> **TO BE DONE**: Reproduce each line that includes the word "from".

> **RECORDS TO PROCESS**:
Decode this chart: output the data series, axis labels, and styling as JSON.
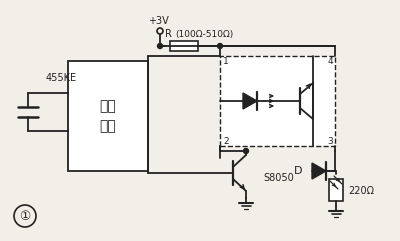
{
  "bg_color": "#f2efe9",
  "line_color": "#222222",
  "text_color": "#222222",
  "chip_label1": "遥控",
  "chip_label2": "芯片",
  "crystal_label": "455KE",
  "transistor_label": "S8050",
  "resistor_label": "R",
  "resistor_range": "(100Ω-510Ω)",
  "voltage_label": "+3V",
  "resistor2_label": "220Ω",
  "diode_label": "D",
  "node1": "1",
  "node2": "2",
  "node3": "3",
  "node4": "4",
  "circle_label": "①"
}
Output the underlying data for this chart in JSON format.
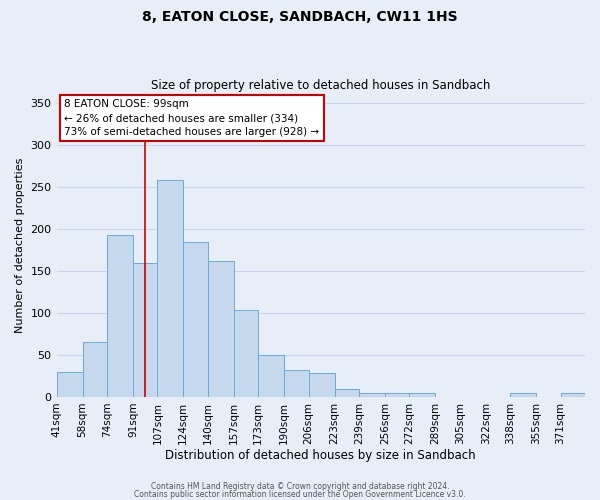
{
  "title": "8, EATON CLOSE, SANDBACH, CW11 1HS",
  "subtitle": "Size of property relative to detached houses in Sandbach",
  "xlabel": "Distribution of detached houses by size in Sandbach",
  "ylabel": "Number of detached properties",
  "bin_labels": [
    "41sqm",
    "58sqm",
    "74sqm",
    "91sqm",
    "107sqm",
    "124sqm",
    "140sqm",
    "157sqm",
    "173sqm",
    "190sqm",
    "206sqm",
    "223sqm",
    "239sqm",
    "256sqm",
    "272sqm",
    "289sqm",
    "305sqm",
    "322sqm",
    "338sqm",
    "355sqm",
    "371sqm"
  ],
  "bin_edges": [
    41,
    58,
    74,
    91,
    107,
    124,
    140,
    157,
    173,
    190,
    206,
    223,
    239,
    256,
    272,
    289,
    305,
    322,
    338,
    355,
    371,
    387
  ],
  "bar_heights": [
    30,
    65,
    193,
    160,
    258,
    184,
    162,
    103,
    50,
    32,
    28,
    10,
    5,
    5,
    5,
    0,
    0,
    0,
    5,
    0,
    5
  ],
  "bar_color": "#c5d8ee",
  "bar_edgecolor": "#6aabd6",
  "ylim": [
    0,
    360
  ],
  "yticks": [
    0,
    50,
    100,
    150,
    200,
    250,
    300,
    350
  ],
  "red_line_x": 99,
  "annotation_title": "8 EATON CLOSE: 99sqm",
  "annotation_line1": "← 26% of detached houses are smaller (334)",
  "annotation_line2": "73% of semi-detached houses are larger (928) →",
  "annotation_box_facecolor": "#ffffff",
  "annotation_box_edgecolor": "#cc0000",
  "red_line_color": "#cc0000",
  "grid_color": "#c8d4e8",
  "footer1": "Contains HM Land Registry data © Crown copyright and database right 2024.",
  "footer2": "Contains public sector information licensed under the Open Government Licence v3.0.",
  "bg_color": "#e8eef8"
}
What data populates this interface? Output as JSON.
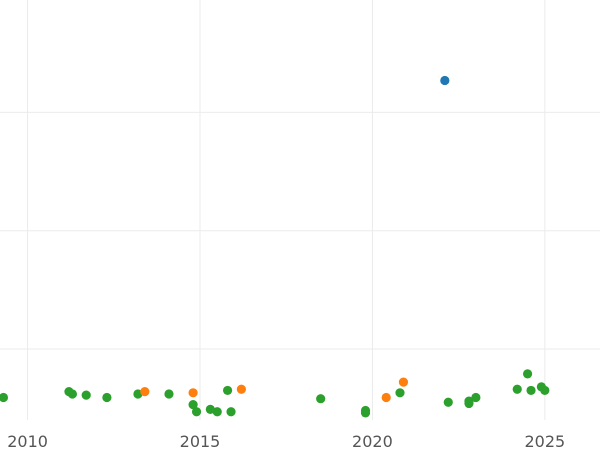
{
  "chart_data": {
    "type": "scatter",
    "title": "",
    "xlabel": "",
    "ylabel": "",
    "grid": true,
    "legend": "none",
    "xlim": [
      2009.2,
      2026.6
    ],
    "ylim": [
      -0.1,
      3.45
    ],
    "x_ticks": [
      2010,
      2015,
      2020,
      2025
    ],
    "x_tick_labels": [
      "2010",
      "2015",
      "2020",
      "2025"
    ],
    "y_ticks": [
      0.5,
      1.5,
      2.5
    ],
    "series": [
      {
        "color": "#1f77b4",
        "points": [
          {
            "x": 2022.1,
            "y": 2.77
          }
        ]
      },
      {
        "color": "#ff7f0e",
        "points": [
          {
            "x": 2013.4,
            "y": 0.14
          },
          {
            "x": 2014.8,
            "y": 0.13
          },
          {
            "x": 2016.2,
            "y": 0.16
          },
          {
            "x": 2020.4,
            "y": 0.09
          },
          {
            "x": 2020.9,
            "y": 0.22
          }
        ]
      },
      {
        "color": "#2ca02c",
        "points": [
          {
            "x": 2009.3,
            "y": 0.09
          },
          {
            "x": 2011.2,
            "y": 0.14
          },
          {
            "x": 2011.3,
            "y": 0.12
          },
          {
            "x": 2011.7,
            "y": 0.11
          },
          {
            "x": 2012.3,
            "y": 0.09
          },
          {
            "x": 2013.2,
            "y": 0.12
          },
          {
            "x": 2014.1,
            "y": 0.12
          },
          {
            "x": 2014.8,
            "y": 0.03
          },
          {
            "x": 2014.9,
            "y": -0.03
          },
          {
            "x": 2015.3,
            "y": -0.01
          },
          {
            "x": 2015.5,
            "y": -0.03
          },
          {
            "x": 2015.8,
            "y": 0.15
          },
          {
            "x": 2015.9,
            "y": -0.03
          },
          {
            "x": 2018.5,
            "y": 0.08
          },
          {
            "x": 2019.8,
            "y": -0.02
          },
          {
            "x": 2019.8,
            "y": -0.04
          },
          {
            "x": 2020.8,
            "y": 0.13
          },
          {
            "x": 2022.2,
            "y": 0.05
          },
          {
            "x": 2022.8,
            "y": 0.04
          },
          {
            "x": 2022.8,
            "y": 0.06
          },
          {
            "x": 2023.0,
            "y": 0.09
          },
          {
            "x": 2024.2,
            "y": 0.16
          },
          {
            "x": 2024.5,
            "y": 0.29
          },
          {
            "x": 2024.6,
            "y": 0.15
          },
          {
            "x": 2024.9,
            "y": 0.18
          },
          {
            "x": 2025.0,
            "y": 0.15
          }
        ]
      }
    ]
  }
}
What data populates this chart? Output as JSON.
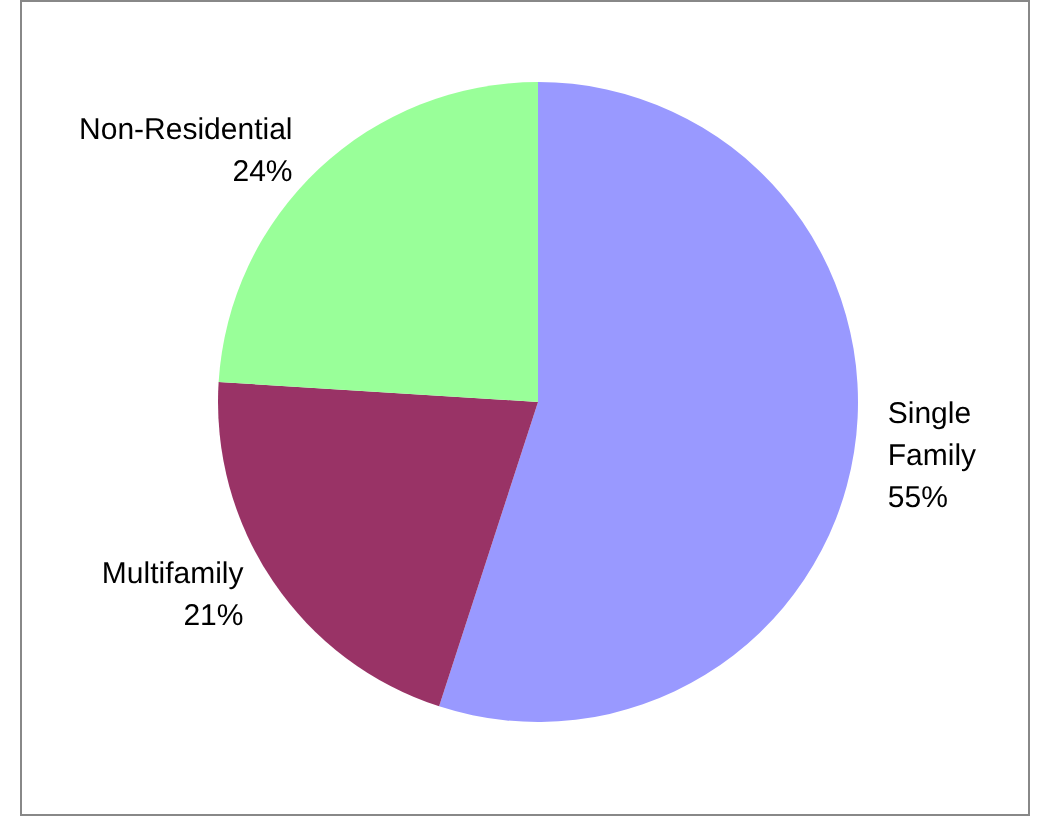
{
  "chart_data": {
    "type": "pie",
    "categories": [
      "Single Family",
      "Multifamily",
      "Non-Residential"
    ],
    "values": [
      55,
      21,
      24
    ],
    "colors": [
      "#9999ff",
      "#993366",
      "#99ff99"
    ],
    "value_labels": [
      "55%",
      "21%",
      "24%"
    ],
    "legend": false
  }
}
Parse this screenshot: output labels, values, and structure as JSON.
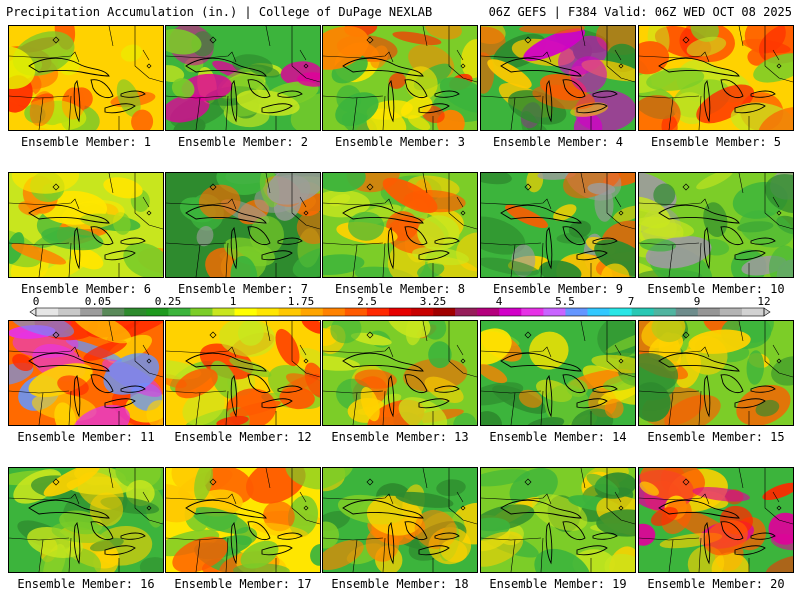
{
  "header": {
    "title": "Precipitation Accumulation (in.) | College of DuPage NEXLAB",
    "run_info": "06Z GEFS | F384 Valid: 06Z WED OCT 08 2025"
  },
  "caption_prefix": "Ensemble Member: ",
  "members": [
    {
      "id": 1,
      "label": "Ensemble Member: 1"
    },
    {
      "id": 2,
      "label": "Ensemble Member: 2"
    },
    {
      "id": 3,
      "label": "Ensemble Member: 3"
    },
    {
      "id": 4,
      "label": "Ensemble Member: 4"
    },
    {
      "id": 5,
      "label": "Ensemble Member: 5"
    },
    {
      "id": 6,
      "label": "Ensemble Member: 6"
    },
    {
      "id": 7,
      "label": "Ensemble Member: 7"
    },
    {
      "id": 8,
      "label": "Ensemble Member: 8"
    },
    {
      "id": 9,
      "label": "Ensemble Member: 9"
    },
    {
      "id": 10,
      "label": "Ensemble Member: 10"
    },
    {
      "id": 11,
      "label": "Ensemble Member: 11"
    },
    {
      "id": 12,
      "label": "Ensemble Member: 12"
    },
    {
      "id": 13,
      "label": "Ensemble Member: 13"
    },
    {
      "id": 14,
      "label": "Ensemble Member: 14"
    },
    {
      "id": 15,
      "label": "Ensemble Member: 15"
    },
    {
      "id": 16,
      "label": "Ensemble Member: 16"
    },
    {
      "id": 17,
      "label": "Ensemble Member: 17"
    },
    {
      "id": 18,
      "label": "Ensemble Member: 18"
    },
    {
      "id": 19,
      "label": "Ensemble Member: 19"
    },
    {
      "id": 20,
      "label": "Ensemble Member: 20"
    }
  ],
  "colorbar": {
    "tick_labels": [
      "0",
      "0.05",
      "0.25",
      "1",
      "1.75",
      "2.5",
      "3.25",
      "4",
      "5.5",
      "7",
      "9",
      "12"
    ],
    "colors": [
      "#e6e6e6",
      "#c8c8c8",
      "#9c9c9c",
      "#5a8a5a",
      "#2e8b2e",
      "#1f9a1f",
      "#3cb43c",
      "#7ccd28",
      "#c8e61e",
      "#ffff00",
      "#ffe600",
      "#ffc800",
      "#ffa500",
      "#ff8200",
      "#ff5a00",
      "#ff2800",
      "#e60000",
      "#c80000",
      "#a00000",
      "#961e5a",
      "#b4007d",
      "#d200c8",
      "#e632e6",
      "#c864ff",
      "#6496ff",
      "#32c8ff",
      "#28e6e6",
      "#28c8b4",
      "#50b4a0",
      "#6e8c8c",
      "#969696",
      "#b4b4b4",
      "#d2d2d2"
    ]
  }
}
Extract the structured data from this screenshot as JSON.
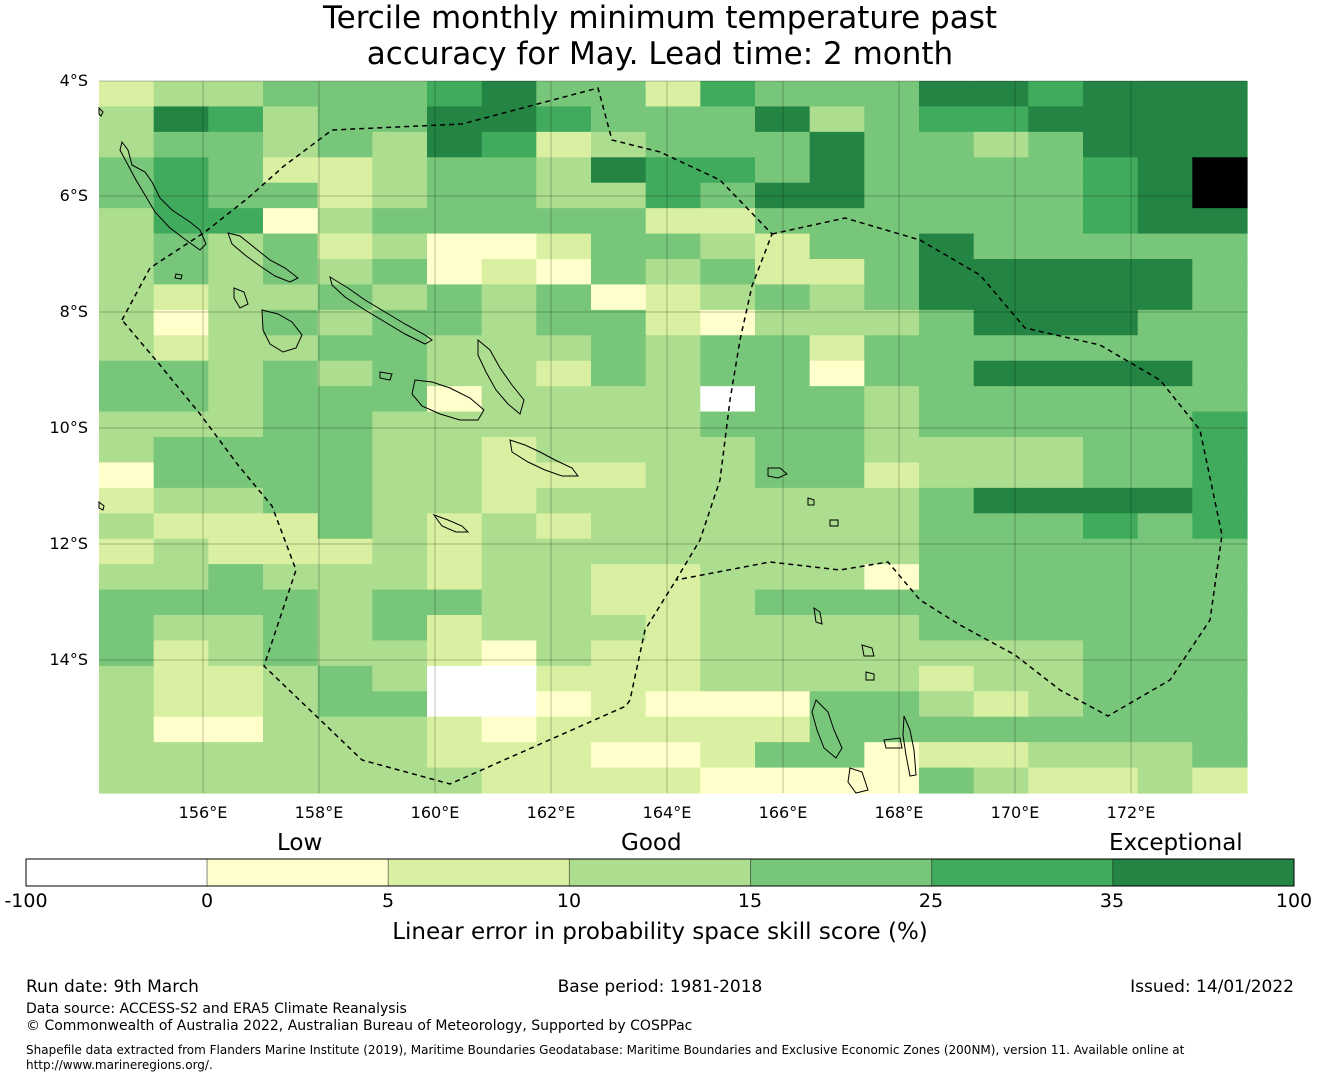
{
  "title": {
    "line1": "Tercile monthly minimum temperature past",
    "line2": "accuracy for May. Lead time: 2 month"
  },
  "map": {
    "lat_labels": [
      "4°S",
      "6°S",
      "8°S",
      "10°S",
      "12°S",
      "14°S"
    ],
    "lon_labels": [
      "156°E",
      "158°E",
      "160°E",
      "162°E",
      "164°E",
      "166°E",
      "168°E",
      "170°E",
      "172°E"
    ],
    "lat_range": [
      -16.3,
      -4.0
    ],
    "lon_range": [
      154.2,
      174.0
    ],
    "grid_step_deg": 0.83,
    "class_colors": [
      "#ffffff",
      "#ffffcc",
      "#d9f0a3",
      "#addd8e",
      "#78c679",
      "#41ab5d",
      "#238443"
    ],
    "skill_class_grid": [
      "233444564425444665666",
      "365344665444634556666",
      "344343652344464434666",
      "454223443655464444567",
      "454423443354664444567",
      "355134444422444444566",
      "343423112443244644444",
      "343434121434224666664",
      "323343434123434666664",
      "313434434421333466644",
      "323344333434424444444",
      "443434332434414466664",
      "443444133330443444444",
      "333443333334443444445",
      "344443323333443333445",
      "144443322233442333445",
      "233443323333333466665",
      "322243232333333444545",
      "232223233333333444444",
      "334333233223331444444",
      "444434433223444444444",
      "433434233323333444444",
      "423433213223333333444",
      "322343002223333233444",
      "322344001211144323444",
      "311333212222244444444",
      "333333222112441223334",
      "333333322221111432232"
    ]
  },
  "legend": {
    "category_labels": [
      "Low",
      "Good",
      "Exceptional"
    ],
    "tick_labels": [
      "-100",
      "0",
      "5",
      "10",
      "15",
      "25",
      "35",
      "100"
    ],
    "caption": "Linear error in probability space skill score (%)"
  },
  "footer": {
    "run_date": "Run date: 9th March",
    "base_period": "Base period: 1981-2018",
    "issued": "Issued: 14/01/2022",
    "data_source": "Data source: ACCESS-S2 and ERA5 Climate Reanalysis",
    "copyright": "© Commonwealth of Australia 2022, Australian Bureau of Meteorology, Supported by COSPPac",
    "shapefile_line1": "Shapefile data extracted from Flanders Marine Institute (2019), Maritime Boundaries Geodatabase: Maritime Boundaries and Exclusive Economic Zones (200NM), version 11. Available online at",
    "shapefile_line2": "http://www.marineregions.org/."
  }
}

> **CORRECT ANSWER**:
Extract the structured data from this screenshot as JSON.
    "shapefile_line1": "Shapefile data extracted from Flanders Marine Institute (2019), Maritime Boundaries Geodatabase: Maritime Boundaries and Exclusive Economic Zones (200NM), version 11. Available online at",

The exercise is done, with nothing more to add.